TASK BRIEF
Write what comes next in the guide to house valuations for remortgaging, picking up right after its last sentence.

Remortgaging is the process of switching your existing mortgage to a new deal, either with your current lender or a new one. A key step in the remortgage process is the house valuation, where your property is assessed to determine its current market value. The lender uses this valuation to ensure that the property provides adequate security for the new mortgage.
This guide will explore the various aspects of house valuations specific to remortgaging in the UK, including the types of valuations available, associated costs, factors influencing valuation costs, and how these valuations affect the remortgage process. We’ll also look at potential alternatives and advice for homeowners undergoing this process.
1. Understanding Remortgaging
Before delving into the valuation process, it’s crucial to understand why and when remortgaging occurs:
- Remortgaging involves paying off an existing mortgage with the proceeds from a new mortgage on the same property.
- Homeowners often remortgage to:
- Secure a better interest rate.
- Release equity in the property.
- Move from an interest-only to a repayment mortgage.
- Switch to a more flexible mortgage product.
- When remortgaging, a lender will need to assess the property’s current value to determine how much they are willing to lend.
2. Types of Valuations for Remortgaging
The type of valuation required for a remortgage may vary depending on the lender and your circumstances. Valuations range from simple automated assessments to comprehensive in-person surveys. The type of valuation used will directly influence the cost.
2.1 Automated Valuation Models (AVMs)
Many lenders use Automated Valuation Models (AVMs) for remortgages. These models estimate the property’s value using an algorithm that analyzes historical sales data, local market trends, and other property characteristics. AVMs do not require a surveyor to visit the property.
- Cost: Typically free as part of the lender’s remortgage service.
- Advantages:
- Quick and efficient.
- Cost-effective for lenders.
- Limitations:
- AVMs may not accurately reflect the property’s condition, improvements, or unique features.
- They can be inaccurate if local market data is outdated or incomplete.
2.2 Desktop Valuations
A desktop valuation is similar to an AVM but involves a surveyor or valuation professional who assesses the property remotely using online data, property records, and current market conditions. Desktop valuations are a middle ground between AVMs and full physical valuations.
- Cost: Generally ranges from £50 to £150, though some lenders may include this in their remortgage package.
- Advantages:
- Faster and cheaper than a physical inspection.
- More reliable than an AVM, as a human assesses the data.
- Limitations:
- No physical inspection of the property means potential issues like structural damage or unreported improvements are overlooked.
2.3 Drive-By Valuations
In a drive-by valuation, the surveyor assesses the property’s exterior condition by physically visiting and observing the property from the outside. This is more comprehensive than a desktop valuation, but still does not involve an internal inspection.
- Cost: Typically between £100 and £300.
- Advantages:
- Provides a visual inspection of the property’s exterior, giving the surveyor more insight into its condition and curb appeal.
- More accurate than a desktop or AVM for properties with specific external features.
- Limitations:
- Does not account for internal issues, which could affect the property’s value.
- More expensive than automated or desktop options.

[Element and coordinate records]
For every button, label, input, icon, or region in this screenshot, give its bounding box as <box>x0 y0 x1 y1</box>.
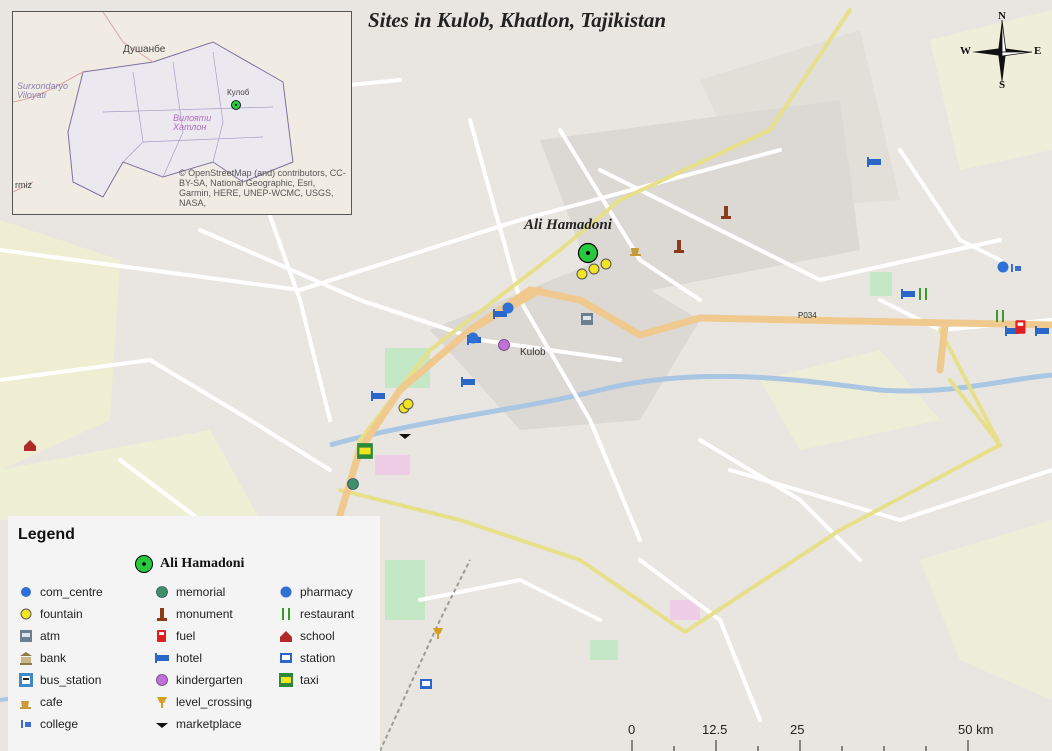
legend-item-bank: bank <box>18 650 66 666</box>
kindergarten-icon <box>156 674 168 686</box>
road-label: Р034 <box>798 311 817 320</box>
legend-item-memorial: memorial <box>154 584 225 600</box>
legend-item-monument: monument <box>154 606 233 622</box>
north-arrow: N S E W <box>960 10 1042 92</box>
inset-attribution: © OpenStreetMap (and) contributors, CC-B… <box>179 168 346 208</box>
taxi-marker[interactable] <box>356 442 374 460</box>
legend-item-kindergarten: kindergarten <box>154 672 243 688</box>
hotel-marker[interactable] <box>492 306 508 322</box>
legend-item-school: school <box>278 628 335 644</box>
college-marker[interactable] <box>1008 260 1024 276</box>
bank-icon <box>20 652 32 665</box>
compass-s: S <box>999 79 1006 91</box>
yellow-circle-icon <box>20 608 32 620</box>
legend-feature: Ali Hamadoni <box>134 554 244 574</box>
legend-item-hotel: hotel <box>154 650 202 666</box>
legend-item-college: college <box>18 716 78 732</box>
scale-label-50: 50 km <box>958 722 994 737</box>
college-icon <box>21 720 31 728</box>
scale-label-25: 25 <box>790 722 805 737</box>
legend-item-pharmacy: pharmacy <box>278 584 353 600</box>
cafe-icon <box>20 701 31 709</box>
monument-marker[interactable] <box>718 204 734 220</box>
hotel-marker[interactable] <box>866 154 882 170</box>
inset-city-capital: Душанбе <box>123 44 166 55</box>
inset-basemap <box>13 12 351 214</box>
monument-marker[interactable] <box>671 238 687 254</box>
restaurant-marker[interactable] <box>915 286 931 302</box>
legend-item-station: station <box>278 650 335 666</box>
legend-item-com-centre: com_centre <box>18 584 103 600</box>
inset-region-bottom: rmiz <box>15 180 32 190</box>
pharmacy-marker[interactable] <box>500 300 516 316</box>
legend-item-bus-station: bus_station <box>18 672 101 688</box>
legend-item-restaurant: restaurant <box>278 606 354 622</box>
fountain-marker[interactable] <box>574 266 590 282</box>
compass-n: N <box>998 10 1006 22</box>
compass-e: E <box>1034 45 1042 57</box>
marketplace-icon <box>156 723 168 728</box>
taxi-icon <box>279 673 293 687</box>
com-centre-marker[interactable] <box>995 259 1011 275</box>
legend-item-taxi: taxi <box>278 672 319 688</box>
hotel-marker[interactable] <box>460 374 476 390</box>
map-title: Sites in Kulob, Khatlon, Tajikistan <box>368 8 666 32</box>
green-target-icon <box>135 555 153 573</box>
scale-label-0: 0 <box>628 722 636 737</box>
city-label-kulob: Kulob <box>520 347 546 358</box>
legend-item-marketplace: marketplace <box>154 716 241 732</box>
kindergarten-marker[interactable] <box>496 337 512 353</box>
inset-region-center: Вилояти Хатлон <box>173 113 212 132</box>
monument-icon <box>157 608 167 621</box>
legend-item-atm: atm <box>18 628 60 644</box>
restaurant-icon <box>282 608 290 620</box>
legend-item-fountain: fountain <box>18 606 83 622</box>
legend-item-level-crossing: level_crossing <box>154 694 252 710</box>
fountain-marker[interactable] <box>400 396 416 412</box>
blue-dot-icon <box>21 587 31 597</box>
station-marker[interactable] <box>418 676 434 692</box>
legend-item-fuel: fuel <box>154 628 195 644</box>
pharmacy-marker[interactable] <box>465 330 481 346</box>
station-icon <box>280 653 292 663</box>
memorial-marker[interactable] <box>345 476 361 492</box>
legend-panel: Legend Ali Hamadoni com_centre fountain … <box>8 516 380 751</box>
fountain-marker[interactable] <box>586 261 602 277</box>
hotel-marker[interactable] <box>900 286 916 302</box>
fountain-marker[interactable] <box>598 256 614 272</box>
ali-hamadoni-label: Ali Hamadoni <box>524 217 612 233</box>
scale-label-12-5: 12.5 <box>702 722 728 737</box>
inset-overview-map[interactable]: Душанбе Кулоб Surxondaryo Viloyati Вилоя… <box>12 11 352 215</box>
hotel-icon <box>155 653 169 663</box>
scale-ticks <box>631 740 969 751</box>
legend-title: Legend <box>18 526 75 543</box>
fuel-marker[interactable] <box>1012 318 1030 336</box>
bus-station-icon <box>19 673 33 687</box>
inset-city-local: Кулоб <box>227 88 250 97</box>
compass-rose-icon <box>972 19 1033 84</box>
scale-bar: 0 12.5 25 50 km <box>620 722 1020 751</box>
compass-w: W <box>960 45 971 57</box>
hotel-marker[interactable] <box>370 388 386 404</box>
legend-feature-label: Ali Hamadoni <box>160 556 245 571</box>
inset-region-left: Surxondaryo Viloyati <box>17 81 69 100</box>
hotel-marker[interactable] <box>1004 323 1020 339</box>
marketplace-marker[interactable] <box>397 427 413 443</box>
level-crossing-icon <box>157 697 167 708</box>
atm-icon <box>20 630 32 642</box>
atm-marker[interactable] <box>579 311 595 327</box>
level-crossing-marker[interactable] <box>430 625 446 641</box>
ali-hamadoni-marker[interactable] <box>577 242 599 264</box>
school-icon <box>280 631 292 642</box>
school-marker[interactable] <box>22 437 38 453</box>
fuel-icon <box>157 630 166 642</box>
cafe-marker[interactable] <box>628 241 644 257</box>
pharmacy-icon <box>280 586 292 598</box>
memorial-icon <box>156 586 168 598</box>
hotel-marker[interactable] <box>1034 323 1050 339</box>
legend-item-cafe: cafe <box>18 694 63 710</box>
restaurant-marker[interactable] <box>992 308 1008 324</box>
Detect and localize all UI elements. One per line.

EXPECTED OUTPUT
2.4 Full Physical Valuations
A full physical valuation involves a surveyor visiting the property to inspect both its interior and exterior. The surveyor will evaluate the property’s overall condition, structure, layout, and any improvements or defects that may affect its market value.
- Cost: Ranges from £300 to £800 for standard properties, though this can be higher for larger or more complex homes.
- Advantages:
- Provides the most accurate and detailed assessment of the property’s value.
- Identifies issues that could reduce the property’s value or impact mortgage eligibility.
- Limitations:
- More time-consuming and expensive than other valuation types.
- May not always be necessary, depending on the property’s condition and the lender’s requirements.
2.5 Specialist Valuations
For non-standard properties, such as listed buildings, unique architectural homes, or properties with extensive land, a specialist valuation may be required. This often involves surveyors with specific expertise in valuing unique property types.
- Cost: £800 to over £2,000, depending on the complexity and size of the property.
- Advantages:
- Ensures an accurate valuation for properties that fall outside typical market norms.
- Provides lenders with confidence when dealing with unusual or high-value properties.
- Limitations:
- The higher cost may not be justified for standard properties.
- Takes more time to arrange and complete due to the specialized nature of the assessment.
3. Cost of House Valuations for Remortgaging
Valuation costs for remortgaging vary based on several factors, including the type of valuation, the property’s location, and the lender’s specific requirements. Some lenders cover the cost of valuations as part of their remortgage deals, while others may pass the expense on to the homeowner.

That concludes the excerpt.